Extracted data entries:
- - -
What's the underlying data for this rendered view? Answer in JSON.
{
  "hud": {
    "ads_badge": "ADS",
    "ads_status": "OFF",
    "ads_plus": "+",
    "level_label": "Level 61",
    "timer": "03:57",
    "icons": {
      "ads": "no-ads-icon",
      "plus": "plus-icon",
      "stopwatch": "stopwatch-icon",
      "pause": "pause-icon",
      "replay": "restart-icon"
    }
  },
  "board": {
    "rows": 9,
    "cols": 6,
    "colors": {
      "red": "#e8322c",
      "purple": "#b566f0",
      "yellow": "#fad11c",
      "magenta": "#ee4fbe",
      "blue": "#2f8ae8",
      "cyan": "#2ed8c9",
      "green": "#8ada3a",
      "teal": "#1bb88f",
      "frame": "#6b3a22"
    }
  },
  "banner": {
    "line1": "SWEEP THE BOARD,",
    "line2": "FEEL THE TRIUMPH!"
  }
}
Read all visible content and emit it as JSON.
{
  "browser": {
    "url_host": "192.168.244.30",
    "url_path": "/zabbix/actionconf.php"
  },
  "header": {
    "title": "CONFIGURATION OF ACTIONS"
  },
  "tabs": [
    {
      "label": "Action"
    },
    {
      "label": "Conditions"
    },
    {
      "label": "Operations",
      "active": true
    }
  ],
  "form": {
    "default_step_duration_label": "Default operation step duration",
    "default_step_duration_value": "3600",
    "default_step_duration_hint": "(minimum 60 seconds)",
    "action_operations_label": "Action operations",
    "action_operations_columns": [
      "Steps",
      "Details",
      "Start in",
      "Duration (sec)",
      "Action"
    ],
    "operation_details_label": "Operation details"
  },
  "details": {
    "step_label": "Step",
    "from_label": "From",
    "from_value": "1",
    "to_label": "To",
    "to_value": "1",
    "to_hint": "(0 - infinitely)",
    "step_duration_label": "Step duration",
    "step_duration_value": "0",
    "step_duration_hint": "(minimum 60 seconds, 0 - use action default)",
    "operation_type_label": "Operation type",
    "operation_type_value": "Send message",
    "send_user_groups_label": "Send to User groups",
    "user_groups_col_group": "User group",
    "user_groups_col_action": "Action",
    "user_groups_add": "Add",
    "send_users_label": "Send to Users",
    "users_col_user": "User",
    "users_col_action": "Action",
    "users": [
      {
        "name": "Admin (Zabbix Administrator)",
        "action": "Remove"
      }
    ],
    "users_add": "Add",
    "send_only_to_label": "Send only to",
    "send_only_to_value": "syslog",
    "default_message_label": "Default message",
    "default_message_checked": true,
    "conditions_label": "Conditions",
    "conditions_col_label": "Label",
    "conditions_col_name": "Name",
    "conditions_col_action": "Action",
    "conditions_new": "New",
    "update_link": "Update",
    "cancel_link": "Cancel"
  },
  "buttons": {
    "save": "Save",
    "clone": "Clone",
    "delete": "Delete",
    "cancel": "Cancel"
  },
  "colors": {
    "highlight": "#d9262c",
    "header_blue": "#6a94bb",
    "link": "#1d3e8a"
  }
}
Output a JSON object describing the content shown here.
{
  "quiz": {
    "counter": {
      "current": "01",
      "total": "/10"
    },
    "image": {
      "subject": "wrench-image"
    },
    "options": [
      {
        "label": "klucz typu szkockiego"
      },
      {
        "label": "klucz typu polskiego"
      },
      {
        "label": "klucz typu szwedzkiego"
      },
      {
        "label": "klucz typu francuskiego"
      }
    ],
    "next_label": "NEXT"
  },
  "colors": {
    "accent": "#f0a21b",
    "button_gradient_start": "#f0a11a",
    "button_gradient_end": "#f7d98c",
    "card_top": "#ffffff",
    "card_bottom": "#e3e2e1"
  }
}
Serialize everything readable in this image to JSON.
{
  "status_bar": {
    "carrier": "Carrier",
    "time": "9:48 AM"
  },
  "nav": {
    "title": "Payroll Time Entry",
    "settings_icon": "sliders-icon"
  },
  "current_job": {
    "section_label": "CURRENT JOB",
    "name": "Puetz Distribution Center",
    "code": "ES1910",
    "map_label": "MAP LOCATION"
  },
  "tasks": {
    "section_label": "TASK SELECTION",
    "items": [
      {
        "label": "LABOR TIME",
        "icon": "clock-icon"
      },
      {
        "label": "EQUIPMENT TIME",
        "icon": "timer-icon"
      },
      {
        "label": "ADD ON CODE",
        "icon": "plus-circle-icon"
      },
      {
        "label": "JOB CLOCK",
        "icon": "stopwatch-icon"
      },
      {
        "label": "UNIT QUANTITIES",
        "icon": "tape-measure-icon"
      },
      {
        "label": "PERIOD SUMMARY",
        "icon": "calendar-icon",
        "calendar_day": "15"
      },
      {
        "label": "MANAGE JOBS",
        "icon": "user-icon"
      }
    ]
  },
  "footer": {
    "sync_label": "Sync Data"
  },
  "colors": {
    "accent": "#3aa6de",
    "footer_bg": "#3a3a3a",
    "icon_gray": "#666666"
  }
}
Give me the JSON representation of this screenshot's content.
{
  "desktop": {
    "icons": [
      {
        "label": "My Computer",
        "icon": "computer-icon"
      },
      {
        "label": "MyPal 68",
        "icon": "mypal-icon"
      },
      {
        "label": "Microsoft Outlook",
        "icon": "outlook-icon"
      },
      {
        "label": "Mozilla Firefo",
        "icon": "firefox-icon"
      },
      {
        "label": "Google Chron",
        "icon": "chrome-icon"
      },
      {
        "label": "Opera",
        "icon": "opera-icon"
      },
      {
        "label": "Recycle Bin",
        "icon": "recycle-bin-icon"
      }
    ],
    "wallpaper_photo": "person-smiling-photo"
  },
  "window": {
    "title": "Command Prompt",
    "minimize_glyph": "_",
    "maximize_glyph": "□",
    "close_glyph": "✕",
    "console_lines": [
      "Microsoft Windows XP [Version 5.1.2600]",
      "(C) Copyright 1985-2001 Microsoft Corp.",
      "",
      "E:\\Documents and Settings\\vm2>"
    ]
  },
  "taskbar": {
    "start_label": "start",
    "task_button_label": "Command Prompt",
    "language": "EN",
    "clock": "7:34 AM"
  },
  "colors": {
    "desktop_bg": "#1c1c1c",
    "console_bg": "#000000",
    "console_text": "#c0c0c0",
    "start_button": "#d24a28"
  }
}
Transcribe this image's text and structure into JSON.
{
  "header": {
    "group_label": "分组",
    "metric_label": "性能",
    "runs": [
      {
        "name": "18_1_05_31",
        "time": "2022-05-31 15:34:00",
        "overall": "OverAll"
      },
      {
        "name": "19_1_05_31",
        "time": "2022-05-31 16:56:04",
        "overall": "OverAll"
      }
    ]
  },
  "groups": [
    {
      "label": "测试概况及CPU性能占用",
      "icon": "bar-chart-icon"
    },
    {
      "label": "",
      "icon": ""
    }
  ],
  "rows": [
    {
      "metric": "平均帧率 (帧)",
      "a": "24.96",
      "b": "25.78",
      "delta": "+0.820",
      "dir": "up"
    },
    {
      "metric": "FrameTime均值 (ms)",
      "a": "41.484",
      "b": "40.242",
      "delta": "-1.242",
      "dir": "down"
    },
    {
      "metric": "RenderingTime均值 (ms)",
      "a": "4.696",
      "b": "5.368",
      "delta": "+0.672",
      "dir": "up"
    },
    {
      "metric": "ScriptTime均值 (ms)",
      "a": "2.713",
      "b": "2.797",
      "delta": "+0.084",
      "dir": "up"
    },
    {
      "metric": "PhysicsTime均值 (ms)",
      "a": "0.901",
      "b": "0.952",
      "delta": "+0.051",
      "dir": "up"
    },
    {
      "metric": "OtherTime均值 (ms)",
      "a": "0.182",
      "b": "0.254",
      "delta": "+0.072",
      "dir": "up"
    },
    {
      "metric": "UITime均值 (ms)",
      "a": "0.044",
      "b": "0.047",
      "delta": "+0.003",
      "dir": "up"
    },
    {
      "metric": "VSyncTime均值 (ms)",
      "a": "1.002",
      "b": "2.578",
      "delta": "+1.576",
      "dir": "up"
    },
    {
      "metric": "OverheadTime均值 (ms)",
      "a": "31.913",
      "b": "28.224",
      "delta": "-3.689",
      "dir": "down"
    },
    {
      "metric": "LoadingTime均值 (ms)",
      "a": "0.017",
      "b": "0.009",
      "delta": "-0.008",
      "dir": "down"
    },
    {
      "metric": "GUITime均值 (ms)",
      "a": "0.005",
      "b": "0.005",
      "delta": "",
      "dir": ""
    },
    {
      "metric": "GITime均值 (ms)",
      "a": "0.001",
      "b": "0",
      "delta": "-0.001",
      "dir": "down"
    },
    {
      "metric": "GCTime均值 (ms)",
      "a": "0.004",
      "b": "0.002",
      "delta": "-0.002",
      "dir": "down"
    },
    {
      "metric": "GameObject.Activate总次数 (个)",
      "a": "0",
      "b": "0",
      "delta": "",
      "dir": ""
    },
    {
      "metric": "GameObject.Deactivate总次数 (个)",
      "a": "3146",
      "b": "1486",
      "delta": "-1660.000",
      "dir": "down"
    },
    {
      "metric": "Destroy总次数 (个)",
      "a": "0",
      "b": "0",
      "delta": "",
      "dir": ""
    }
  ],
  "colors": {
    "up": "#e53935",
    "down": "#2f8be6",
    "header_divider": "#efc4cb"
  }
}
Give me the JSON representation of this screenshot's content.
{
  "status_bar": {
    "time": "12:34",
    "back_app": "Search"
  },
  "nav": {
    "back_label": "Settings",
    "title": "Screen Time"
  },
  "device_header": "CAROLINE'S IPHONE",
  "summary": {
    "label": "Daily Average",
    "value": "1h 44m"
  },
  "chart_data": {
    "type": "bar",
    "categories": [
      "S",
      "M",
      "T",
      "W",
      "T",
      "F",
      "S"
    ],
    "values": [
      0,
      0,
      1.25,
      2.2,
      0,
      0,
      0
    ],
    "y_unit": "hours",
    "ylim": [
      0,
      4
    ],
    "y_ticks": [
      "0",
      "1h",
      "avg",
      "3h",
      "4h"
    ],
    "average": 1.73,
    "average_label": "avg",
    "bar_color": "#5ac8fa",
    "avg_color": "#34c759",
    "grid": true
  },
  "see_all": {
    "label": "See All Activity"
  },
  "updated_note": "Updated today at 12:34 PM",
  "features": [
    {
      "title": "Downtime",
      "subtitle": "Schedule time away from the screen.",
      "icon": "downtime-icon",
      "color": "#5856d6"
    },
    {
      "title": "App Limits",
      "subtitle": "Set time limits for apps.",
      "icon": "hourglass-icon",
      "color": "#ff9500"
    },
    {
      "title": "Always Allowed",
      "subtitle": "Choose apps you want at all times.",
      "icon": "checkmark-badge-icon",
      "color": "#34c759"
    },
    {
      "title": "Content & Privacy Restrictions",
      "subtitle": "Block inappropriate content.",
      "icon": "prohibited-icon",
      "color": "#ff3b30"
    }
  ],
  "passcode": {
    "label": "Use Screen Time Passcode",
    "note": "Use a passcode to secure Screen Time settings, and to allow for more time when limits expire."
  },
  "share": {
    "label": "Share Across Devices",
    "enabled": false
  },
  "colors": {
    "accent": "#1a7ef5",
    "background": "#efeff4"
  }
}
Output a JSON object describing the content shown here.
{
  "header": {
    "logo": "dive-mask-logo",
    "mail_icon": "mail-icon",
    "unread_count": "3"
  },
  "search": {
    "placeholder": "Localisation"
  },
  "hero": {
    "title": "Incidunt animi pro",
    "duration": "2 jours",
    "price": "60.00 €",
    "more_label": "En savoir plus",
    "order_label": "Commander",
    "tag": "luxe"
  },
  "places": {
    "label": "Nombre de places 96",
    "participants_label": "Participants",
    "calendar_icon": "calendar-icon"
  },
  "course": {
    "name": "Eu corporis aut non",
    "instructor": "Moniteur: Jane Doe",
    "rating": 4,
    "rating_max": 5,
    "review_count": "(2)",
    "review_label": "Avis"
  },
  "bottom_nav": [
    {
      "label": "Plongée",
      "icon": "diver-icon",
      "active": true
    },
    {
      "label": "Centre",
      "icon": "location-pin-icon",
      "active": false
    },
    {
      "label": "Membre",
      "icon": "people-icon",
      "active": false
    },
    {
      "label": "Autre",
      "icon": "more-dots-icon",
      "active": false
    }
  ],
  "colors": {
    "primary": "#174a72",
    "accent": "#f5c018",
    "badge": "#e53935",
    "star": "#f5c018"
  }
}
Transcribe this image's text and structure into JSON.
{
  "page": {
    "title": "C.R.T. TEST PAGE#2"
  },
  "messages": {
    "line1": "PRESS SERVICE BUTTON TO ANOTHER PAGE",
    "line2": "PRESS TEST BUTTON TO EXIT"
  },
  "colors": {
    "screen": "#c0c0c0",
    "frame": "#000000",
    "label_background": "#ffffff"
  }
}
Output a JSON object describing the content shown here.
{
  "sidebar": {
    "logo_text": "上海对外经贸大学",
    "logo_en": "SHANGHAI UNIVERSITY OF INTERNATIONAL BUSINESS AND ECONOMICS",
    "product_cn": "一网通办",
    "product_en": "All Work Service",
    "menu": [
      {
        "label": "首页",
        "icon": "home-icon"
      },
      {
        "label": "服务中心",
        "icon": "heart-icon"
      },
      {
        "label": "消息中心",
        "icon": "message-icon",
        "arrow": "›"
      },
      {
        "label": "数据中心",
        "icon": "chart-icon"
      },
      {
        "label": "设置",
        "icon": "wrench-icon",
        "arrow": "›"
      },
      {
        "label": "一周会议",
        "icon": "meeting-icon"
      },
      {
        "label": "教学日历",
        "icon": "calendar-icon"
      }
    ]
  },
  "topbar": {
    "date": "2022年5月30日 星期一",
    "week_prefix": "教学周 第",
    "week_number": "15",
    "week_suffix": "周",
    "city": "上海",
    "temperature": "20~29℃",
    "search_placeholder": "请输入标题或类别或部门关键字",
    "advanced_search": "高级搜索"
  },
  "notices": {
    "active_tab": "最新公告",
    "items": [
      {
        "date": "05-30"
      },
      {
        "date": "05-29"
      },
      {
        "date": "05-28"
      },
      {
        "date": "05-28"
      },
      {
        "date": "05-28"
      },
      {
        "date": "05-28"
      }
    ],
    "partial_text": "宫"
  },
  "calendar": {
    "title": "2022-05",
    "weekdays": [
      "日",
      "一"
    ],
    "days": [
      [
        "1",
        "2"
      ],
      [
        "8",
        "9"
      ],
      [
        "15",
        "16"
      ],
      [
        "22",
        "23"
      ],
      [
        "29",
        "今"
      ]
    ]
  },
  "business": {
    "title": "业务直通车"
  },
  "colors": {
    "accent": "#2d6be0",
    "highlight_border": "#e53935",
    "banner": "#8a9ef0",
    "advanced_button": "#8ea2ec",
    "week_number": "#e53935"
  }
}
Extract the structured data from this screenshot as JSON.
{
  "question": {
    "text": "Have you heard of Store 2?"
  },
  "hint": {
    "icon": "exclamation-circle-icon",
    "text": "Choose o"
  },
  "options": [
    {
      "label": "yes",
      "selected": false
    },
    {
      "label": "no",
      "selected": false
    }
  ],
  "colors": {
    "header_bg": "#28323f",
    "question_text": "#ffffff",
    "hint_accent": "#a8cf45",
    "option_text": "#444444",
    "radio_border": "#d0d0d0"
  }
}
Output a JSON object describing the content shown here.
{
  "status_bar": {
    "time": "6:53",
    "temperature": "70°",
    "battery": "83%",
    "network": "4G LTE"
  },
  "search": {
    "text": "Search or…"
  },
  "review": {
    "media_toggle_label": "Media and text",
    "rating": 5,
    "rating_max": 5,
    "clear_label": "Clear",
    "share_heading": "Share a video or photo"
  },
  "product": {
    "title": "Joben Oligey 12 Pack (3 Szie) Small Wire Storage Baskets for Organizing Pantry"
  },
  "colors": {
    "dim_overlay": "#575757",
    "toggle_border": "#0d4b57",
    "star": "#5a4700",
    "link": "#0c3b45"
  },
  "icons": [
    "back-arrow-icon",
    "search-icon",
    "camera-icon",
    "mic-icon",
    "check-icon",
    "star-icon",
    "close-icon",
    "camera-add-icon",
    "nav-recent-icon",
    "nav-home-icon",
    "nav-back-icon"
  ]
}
- - -
PROBLEM REQUIREMENTS: How many lines in these records hold the string "ffffff"? Reply with the number alone.

FINISHED EXERCISE: 3